▶ [ACTIVITY LIST]:
A. Answer these from the court judgment excerpt:
(i) Which case is cited for the point that the right of cross examination is not an absolute right?
(ii) According to the assessment order, on what basis is the addition being made?
(iii) In CIT v. Metal Products of India, what must the AO have on which to base the assessment?
B. Reproduce the court judgment excerpt word for word, from "(ii) The question" up to and including "ELT 548, 551(All.))".
C. Extend the court judgment excerpt onward from its final sentence.

5. The respondent Assessment Unit in utter disregard to the directions issued by this Court passed the impugned assessment order without providing an opportunity of cross examination to the petitioner by observing as under. :
“Secondly, regarding assessee’s claim for cross examination is refuted through various judicial rulings mentioned below-
(i) The right of cross examination is not an absolute right. (Nath International Sales v. UOI, AIR 1992 (Del) 295). The Hon’ble Supreme Court has also held that the right of hearing does not necessarily include right of cross examination. The right of cross examination must depend upon the circumstances of each case and also on the statute concerned (State of J&K v. Bakshi Gulam Mohammad AIR 1967 SC 122).
(ii) The question whether the assessee is entitled to cross examination is a question which may largely depends on the facts and circumstances of the case ( Shyamlal Biri Merchant v. UOI (1993) 68 ELT 548, 551(All.))
(iii) In the present case no such circumstances are warranted as discussed above. In this case the addition is not made merely on the basis of any statement of any person but addition is being made on the basis of independent enquiry carried out during assessment proceedings.
(
iv) 36(Raj.)
has held that “there is no provision for permitting the cross examination of the persons whose statements were recorded during survey.” (e) In CIT v.
Metal Products of India (1984) 150 ITR 714 (P&H), it was held that the AO may gather information in any manner he likes, behind the back of the assessee and utilize the same against the assessee, even if it does not, in all respects satisfy the requirements of the Indian Evidence Act. What is necessary is that he should have material upon which to base the assessment; “material” as distinguished from “evidence” which includes direct and circumstantial evidence.”

Items listed in a dataset

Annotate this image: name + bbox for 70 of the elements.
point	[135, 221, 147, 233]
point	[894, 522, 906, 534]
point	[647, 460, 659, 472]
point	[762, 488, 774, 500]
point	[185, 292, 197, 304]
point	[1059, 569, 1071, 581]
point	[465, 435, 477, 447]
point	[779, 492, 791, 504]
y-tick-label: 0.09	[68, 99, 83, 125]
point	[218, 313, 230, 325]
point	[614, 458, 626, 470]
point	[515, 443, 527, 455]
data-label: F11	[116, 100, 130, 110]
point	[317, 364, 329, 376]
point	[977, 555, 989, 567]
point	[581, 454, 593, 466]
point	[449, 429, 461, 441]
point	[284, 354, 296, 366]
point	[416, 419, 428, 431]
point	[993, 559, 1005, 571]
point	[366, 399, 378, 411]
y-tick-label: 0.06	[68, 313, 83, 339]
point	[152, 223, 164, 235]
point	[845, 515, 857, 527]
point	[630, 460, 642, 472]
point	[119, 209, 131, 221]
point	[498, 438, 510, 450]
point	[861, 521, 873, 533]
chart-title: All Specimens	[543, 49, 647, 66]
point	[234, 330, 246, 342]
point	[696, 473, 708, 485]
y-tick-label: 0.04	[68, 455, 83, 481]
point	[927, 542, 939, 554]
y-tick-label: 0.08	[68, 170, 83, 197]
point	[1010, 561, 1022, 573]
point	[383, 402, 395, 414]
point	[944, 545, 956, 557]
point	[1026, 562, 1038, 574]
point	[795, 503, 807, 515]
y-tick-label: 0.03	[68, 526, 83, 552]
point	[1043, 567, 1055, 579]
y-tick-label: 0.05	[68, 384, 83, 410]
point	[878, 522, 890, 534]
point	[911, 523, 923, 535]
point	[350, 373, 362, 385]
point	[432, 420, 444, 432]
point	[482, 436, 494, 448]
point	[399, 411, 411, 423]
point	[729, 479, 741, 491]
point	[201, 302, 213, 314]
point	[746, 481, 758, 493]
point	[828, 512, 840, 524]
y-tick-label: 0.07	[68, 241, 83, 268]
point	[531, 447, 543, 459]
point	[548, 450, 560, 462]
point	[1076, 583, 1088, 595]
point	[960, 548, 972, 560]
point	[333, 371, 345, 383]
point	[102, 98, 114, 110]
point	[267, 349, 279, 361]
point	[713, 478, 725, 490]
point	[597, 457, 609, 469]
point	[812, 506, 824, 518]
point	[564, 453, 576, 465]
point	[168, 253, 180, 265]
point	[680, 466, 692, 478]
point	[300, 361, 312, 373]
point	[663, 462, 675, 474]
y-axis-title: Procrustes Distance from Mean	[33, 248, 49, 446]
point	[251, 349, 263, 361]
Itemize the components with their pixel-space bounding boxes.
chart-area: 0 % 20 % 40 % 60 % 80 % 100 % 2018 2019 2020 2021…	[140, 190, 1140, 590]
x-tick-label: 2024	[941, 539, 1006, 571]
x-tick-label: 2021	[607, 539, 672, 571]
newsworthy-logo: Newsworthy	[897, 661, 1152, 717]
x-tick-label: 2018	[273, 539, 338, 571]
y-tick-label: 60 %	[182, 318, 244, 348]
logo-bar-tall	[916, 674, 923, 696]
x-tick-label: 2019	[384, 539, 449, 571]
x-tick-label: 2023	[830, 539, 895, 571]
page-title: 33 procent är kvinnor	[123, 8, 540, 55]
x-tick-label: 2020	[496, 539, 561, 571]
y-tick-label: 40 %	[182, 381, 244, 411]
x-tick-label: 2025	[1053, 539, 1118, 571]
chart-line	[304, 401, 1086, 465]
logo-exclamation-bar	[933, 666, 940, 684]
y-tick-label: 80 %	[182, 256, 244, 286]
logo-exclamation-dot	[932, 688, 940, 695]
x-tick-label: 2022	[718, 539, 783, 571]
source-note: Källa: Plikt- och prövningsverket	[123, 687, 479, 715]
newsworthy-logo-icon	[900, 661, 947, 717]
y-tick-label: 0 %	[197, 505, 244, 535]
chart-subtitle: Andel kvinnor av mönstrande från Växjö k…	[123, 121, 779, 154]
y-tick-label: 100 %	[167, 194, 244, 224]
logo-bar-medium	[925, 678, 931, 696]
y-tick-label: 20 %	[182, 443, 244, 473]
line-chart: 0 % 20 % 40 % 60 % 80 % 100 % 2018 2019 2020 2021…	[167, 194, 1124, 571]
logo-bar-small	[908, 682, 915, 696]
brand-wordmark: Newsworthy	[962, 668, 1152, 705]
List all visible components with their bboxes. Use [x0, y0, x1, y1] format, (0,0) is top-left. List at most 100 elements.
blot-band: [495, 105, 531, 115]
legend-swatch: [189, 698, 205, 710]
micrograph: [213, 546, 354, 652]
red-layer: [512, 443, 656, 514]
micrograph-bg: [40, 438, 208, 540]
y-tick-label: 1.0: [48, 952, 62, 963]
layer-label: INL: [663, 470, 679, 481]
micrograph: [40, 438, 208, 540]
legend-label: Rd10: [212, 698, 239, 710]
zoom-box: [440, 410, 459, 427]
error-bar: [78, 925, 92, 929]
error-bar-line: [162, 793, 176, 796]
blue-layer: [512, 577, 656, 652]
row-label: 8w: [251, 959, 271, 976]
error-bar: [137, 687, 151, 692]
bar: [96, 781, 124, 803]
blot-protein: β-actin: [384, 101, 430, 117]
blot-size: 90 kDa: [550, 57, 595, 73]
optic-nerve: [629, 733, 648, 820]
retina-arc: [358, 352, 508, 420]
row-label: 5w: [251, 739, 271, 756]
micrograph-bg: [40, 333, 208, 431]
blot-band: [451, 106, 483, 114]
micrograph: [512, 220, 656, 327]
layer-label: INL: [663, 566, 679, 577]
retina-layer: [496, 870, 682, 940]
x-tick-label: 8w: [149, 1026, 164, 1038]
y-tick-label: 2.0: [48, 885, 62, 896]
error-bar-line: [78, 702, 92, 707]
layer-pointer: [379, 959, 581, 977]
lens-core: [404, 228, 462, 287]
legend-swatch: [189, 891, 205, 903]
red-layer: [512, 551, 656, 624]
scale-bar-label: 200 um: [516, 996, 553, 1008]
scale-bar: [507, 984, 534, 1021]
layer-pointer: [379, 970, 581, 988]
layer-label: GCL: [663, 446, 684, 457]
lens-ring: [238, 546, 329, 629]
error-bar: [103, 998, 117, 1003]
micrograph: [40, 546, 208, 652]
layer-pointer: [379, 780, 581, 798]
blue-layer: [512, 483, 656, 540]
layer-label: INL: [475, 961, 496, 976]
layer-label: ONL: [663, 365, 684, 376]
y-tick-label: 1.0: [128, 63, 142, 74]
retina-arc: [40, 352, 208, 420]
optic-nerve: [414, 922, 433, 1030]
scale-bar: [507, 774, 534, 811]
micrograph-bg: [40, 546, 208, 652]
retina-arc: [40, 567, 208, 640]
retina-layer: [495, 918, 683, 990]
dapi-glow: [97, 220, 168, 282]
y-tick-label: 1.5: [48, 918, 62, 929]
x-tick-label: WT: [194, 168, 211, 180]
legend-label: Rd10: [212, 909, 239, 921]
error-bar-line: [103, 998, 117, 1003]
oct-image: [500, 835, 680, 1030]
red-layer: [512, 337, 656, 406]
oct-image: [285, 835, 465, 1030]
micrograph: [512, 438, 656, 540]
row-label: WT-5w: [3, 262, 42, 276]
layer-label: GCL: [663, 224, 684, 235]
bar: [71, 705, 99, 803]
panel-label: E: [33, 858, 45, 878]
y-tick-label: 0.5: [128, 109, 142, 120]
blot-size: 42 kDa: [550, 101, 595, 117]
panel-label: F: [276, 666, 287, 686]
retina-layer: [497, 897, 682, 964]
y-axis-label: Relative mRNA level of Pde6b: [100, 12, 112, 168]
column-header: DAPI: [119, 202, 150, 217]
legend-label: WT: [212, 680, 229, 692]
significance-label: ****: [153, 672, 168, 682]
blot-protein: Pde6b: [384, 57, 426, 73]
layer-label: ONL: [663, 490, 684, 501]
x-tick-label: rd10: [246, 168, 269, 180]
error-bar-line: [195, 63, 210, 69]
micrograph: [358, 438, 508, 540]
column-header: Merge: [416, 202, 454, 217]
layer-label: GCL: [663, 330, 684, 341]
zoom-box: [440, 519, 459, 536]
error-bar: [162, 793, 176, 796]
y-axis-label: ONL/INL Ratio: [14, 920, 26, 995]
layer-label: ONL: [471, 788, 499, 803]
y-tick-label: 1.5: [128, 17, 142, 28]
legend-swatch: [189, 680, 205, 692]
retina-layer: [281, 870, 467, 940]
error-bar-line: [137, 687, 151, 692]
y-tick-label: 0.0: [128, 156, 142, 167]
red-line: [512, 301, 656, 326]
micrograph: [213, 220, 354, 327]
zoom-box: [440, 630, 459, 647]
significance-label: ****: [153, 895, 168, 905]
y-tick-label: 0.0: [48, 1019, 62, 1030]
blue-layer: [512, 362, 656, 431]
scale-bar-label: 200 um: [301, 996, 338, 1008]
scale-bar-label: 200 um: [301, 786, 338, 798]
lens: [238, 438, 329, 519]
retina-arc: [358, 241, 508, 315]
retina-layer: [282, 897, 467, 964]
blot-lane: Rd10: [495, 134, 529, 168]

▶ [ANSWERS GIVEN]:
A.
(i) Nath International Sales v. UOI, AIR 1992 (Del) 295.
(ii) On the basis of independent enquiry carried out during assessment proceedings, not merely on any person's statement.
(iii) Material, as distinguished from evidence.

B.
(ii) The question whether the assessee is entitled to cross examination is a question which may largely depends on the facts and circumstances of the case ( Shyamlal Biri Merchant v. UOI (1993) 68 ELT 548, 551(All.))

C.
6. It seems that the respondent Assessment Unit was annoyed by the directions issued by this Court and therefore, have tried to justify for refuting the claim of cross examination by the petitioner relying upon the decisions which are extracted as quoted above in the assessment order.
7. We are therefore of the opinion that only on this ground alone of not complying the directions issued by this Court, assessment order is required to be quashed and set aside without further going into the merits of the matter considering the request made by learned Senior Standing Counsel Mr.Varun Patel to remand the matter to the respondent to comply with the directions issued by this Court in order dated 6.5.2024.
8. Therefore, without going further into the merits of the case, the petition is disposed of. The impugned order dated 26.8.2024 (Annexure A) is hereby quashed and set aside. The matter is remanded to the respondent Assessing Officer to comply with the directions issued by this Court vide order dated 6.5.2024 in Special Civil Application No.6918 of 2024/Maa Padmavati Exports v. Income-tax Officer (Gujarat) scrupulously and in letter and spirit within a period of 12 weeks from the date of receipt of the copy of this order failing which this Court will be constrained to initiate the appropriate proceedings under the provisions of Contempt of Courts Act 1971.